TO DO
Gather all lines containing the string "groups" and copy them out.

DATA SECTION
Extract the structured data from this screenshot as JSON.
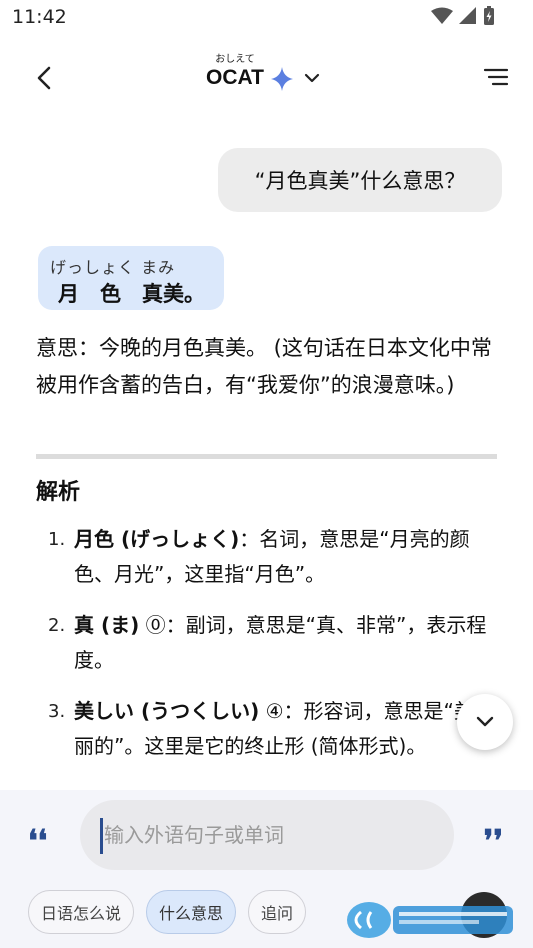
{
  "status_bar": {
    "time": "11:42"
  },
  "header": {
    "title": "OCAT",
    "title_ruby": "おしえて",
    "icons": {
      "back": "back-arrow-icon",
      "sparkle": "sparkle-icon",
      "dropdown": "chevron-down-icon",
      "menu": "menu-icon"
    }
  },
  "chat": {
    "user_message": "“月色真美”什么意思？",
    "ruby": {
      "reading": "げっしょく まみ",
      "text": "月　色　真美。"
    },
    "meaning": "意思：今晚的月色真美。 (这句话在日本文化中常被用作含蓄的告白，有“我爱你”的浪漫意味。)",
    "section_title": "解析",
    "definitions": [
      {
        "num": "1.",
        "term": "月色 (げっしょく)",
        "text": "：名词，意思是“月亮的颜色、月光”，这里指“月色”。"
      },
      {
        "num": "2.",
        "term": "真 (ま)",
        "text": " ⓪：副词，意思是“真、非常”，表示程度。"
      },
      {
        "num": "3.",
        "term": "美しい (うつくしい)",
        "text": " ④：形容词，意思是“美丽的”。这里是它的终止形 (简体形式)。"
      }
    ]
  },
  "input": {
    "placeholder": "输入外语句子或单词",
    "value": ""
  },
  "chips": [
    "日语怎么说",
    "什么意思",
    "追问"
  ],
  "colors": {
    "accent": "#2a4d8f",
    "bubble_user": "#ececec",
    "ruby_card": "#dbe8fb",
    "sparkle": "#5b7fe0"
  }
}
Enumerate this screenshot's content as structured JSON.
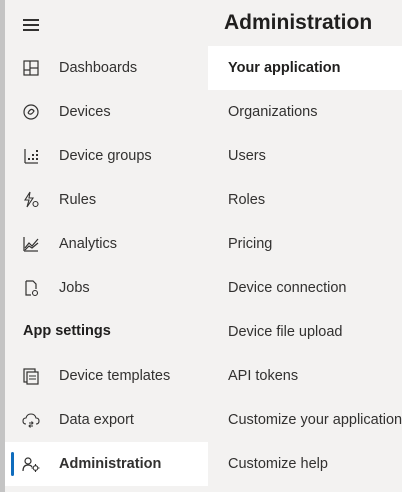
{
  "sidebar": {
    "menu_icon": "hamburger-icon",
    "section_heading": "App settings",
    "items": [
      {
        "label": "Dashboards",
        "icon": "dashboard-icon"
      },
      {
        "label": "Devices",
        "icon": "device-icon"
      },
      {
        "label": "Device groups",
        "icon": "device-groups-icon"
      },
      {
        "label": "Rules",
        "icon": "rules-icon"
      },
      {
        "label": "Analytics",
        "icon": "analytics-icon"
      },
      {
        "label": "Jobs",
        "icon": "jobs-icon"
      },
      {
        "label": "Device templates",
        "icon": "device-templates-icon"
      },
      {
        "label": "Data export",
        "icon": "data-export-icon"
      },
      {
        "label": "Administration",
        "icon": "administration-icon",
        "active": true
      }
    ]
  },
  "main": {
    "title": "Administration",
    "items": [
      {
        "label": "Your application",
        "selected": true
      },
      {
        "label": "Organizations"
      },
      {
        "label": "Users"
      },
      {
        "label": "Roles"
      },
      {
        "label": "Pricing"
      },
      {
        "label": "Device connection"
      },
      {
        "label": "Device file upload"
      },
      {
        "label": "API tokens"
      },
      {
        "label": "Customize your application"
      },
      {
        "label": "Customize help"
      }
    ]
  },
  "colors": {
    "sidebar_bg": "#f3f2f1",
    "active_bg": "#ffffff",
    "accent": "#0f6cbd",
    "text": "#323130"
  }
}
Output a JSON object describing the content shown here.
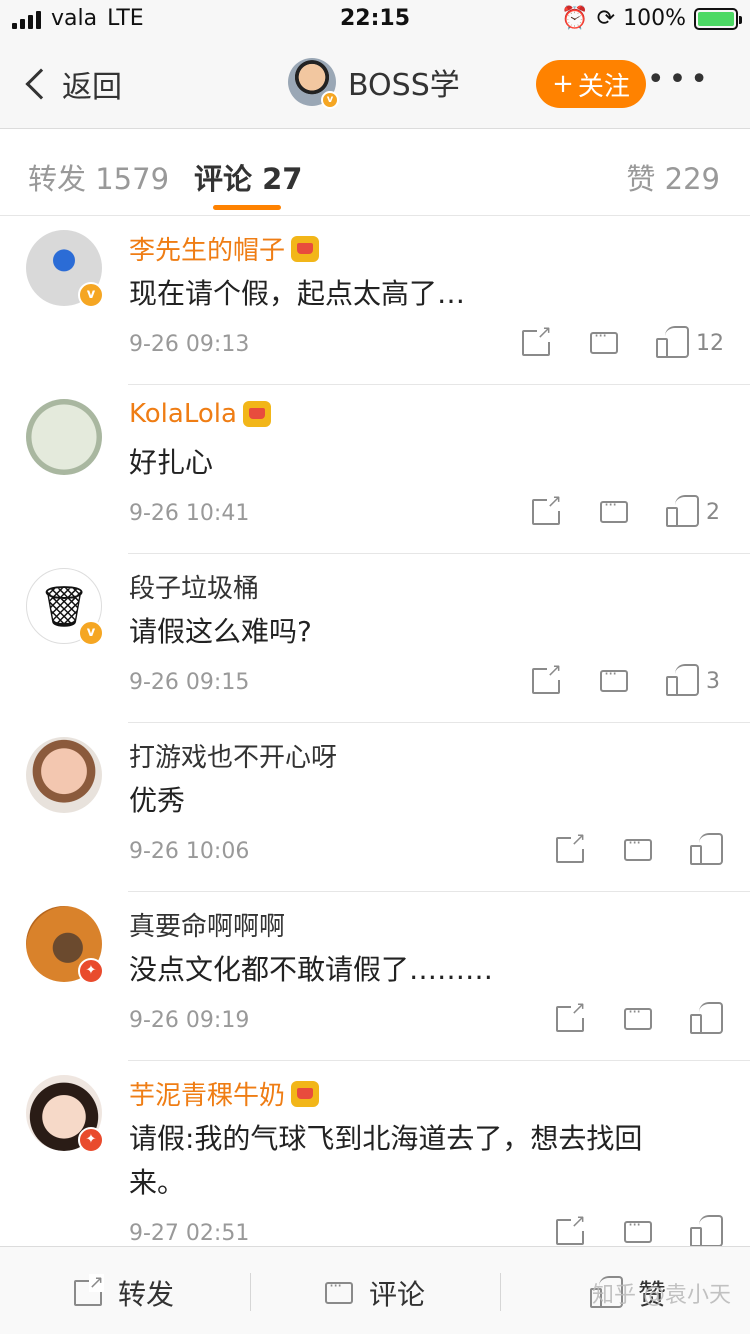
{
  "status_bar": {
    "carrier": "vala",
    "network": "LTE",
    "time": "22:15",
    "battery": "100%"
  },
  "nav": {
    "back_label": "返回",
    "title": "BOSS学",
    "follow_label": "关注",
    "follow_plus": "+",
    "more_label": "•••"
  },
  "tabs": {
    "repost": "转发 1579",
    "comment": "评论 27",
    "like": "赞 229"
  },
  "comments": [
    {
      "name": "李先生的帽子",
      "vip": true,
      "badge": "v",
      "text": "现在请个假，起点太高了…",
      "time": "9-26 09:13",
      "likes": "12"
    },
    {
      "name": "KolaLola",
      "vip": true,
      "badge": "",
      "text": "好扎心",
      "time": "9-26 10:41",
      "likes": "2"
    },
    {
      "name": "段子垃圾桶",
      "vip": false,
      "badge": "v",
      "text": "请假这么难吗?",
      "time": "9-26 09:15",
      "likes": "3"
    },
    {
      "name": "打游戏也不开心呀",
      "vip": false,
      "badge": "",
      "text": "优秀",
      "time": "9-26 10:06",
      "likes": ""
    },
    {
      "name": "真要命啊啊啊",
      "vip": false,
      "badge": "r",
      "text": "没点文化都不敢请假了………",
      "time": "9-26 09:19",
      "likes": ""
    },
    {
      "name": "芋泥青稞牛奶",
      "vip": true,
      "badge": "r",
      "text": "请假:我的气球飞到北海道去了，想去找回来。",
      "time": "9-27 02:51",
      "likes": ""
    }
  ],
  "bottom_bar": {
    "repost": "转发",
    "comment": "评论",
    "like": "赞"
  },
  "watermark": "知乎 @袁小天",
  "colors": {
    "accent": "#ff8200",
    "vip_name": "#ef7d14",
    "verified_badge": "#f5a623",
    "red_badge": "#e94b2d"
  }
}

---

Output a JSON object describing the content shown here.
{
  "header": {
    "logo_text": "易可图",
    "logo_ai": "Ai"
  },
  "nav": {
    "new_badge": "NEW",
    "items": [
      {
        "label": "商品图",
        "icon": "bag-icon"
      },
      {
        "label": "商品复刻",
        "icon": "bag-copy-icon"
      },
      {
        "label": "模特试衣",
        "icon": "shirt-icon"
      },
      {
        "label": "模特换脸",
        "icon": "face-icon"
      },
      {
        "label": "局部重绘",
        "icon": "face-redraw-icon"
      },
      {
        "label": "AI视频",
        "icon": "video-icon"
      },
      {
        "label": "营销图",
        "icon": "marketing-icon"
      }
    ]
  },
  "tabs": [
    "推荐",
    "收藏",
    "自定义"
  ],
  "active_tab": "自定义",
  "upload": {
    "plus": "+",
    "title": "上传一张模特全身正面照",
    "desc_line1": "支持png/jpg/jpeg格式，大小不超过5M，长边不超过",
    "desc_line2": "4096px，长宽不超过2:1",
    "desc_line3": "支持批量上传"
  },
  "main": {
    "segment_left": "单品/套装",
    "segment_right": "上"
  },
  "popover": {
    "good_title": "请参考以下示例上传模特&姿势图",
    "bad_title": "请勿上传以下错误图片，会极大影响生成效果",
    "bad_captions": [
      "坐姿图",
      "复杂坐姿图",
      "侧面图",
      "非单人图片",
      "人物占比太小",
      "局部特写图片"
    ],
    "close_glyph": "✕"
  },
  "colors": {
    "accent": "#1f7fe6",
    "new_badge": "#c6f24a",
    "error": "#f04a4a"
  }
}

EXPECTED ANSWER
        "label": "Device groups",
        "icon": "device-groups-icon"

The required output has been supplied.